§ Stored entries
━━━━━━

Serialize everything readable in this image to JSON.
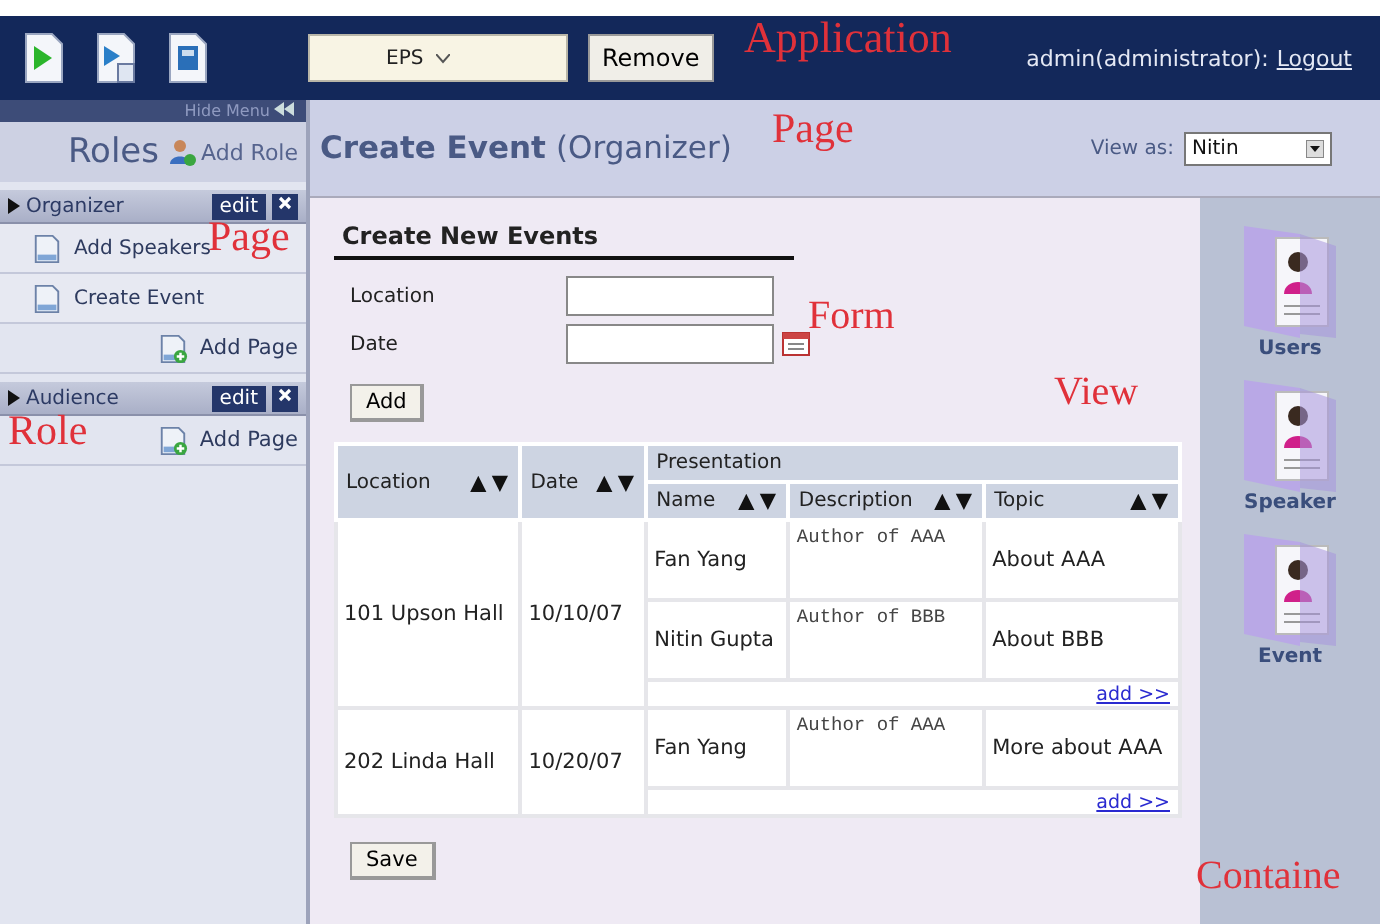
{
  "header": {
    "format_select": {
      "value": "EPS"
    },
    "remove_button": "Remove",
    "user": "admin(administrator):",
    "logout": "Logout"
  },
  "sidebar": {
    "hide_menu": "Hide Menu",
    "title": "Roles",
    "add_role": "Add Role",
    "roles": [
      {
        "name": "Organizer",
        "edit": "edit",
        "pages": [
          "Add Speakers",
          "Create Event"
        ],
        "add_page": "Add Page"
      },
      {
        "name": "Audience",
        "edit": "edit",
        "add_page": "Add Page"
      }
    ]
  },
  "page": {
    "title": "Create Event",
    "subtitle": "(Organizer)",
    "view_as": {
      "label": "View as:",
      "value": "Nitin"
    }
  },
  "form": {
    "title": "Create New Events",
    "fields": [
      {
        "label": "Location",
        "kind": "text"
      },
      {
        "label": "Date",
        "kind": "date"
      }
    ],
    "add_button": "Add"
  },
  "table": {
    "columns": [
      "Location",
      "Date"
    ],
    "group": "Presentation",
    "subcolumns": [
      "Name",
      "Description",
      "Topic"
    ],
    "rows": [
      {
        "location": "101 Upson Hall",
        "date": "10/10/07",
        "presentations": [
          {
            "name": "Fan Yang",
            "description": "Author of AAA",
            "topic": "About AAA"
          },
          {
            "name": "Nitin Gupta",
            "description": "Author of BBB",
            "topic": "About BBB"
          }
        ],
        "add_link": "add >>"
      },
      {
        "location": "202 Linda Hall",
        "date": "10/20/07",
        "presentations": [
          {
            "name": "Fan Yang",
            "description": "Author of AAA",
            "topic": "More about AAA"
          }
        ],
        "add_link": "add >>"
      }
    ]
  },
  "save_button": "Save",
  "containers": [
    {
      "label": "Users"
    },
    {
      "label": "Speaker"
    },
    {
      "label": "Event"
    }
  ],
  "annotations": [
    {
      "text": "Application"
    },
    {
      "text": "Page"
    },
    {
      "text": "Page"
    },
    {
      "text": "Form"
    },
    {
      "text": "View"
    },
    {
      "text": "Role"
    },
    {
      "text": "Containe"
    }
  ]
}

━━━━━━

§ Exercise instructions
Identify the lines in the entries that hold "Create" and return each one.

§ Result of this task
          "Create Event"
    "title": "Create Event",
    "title": "Create New Events",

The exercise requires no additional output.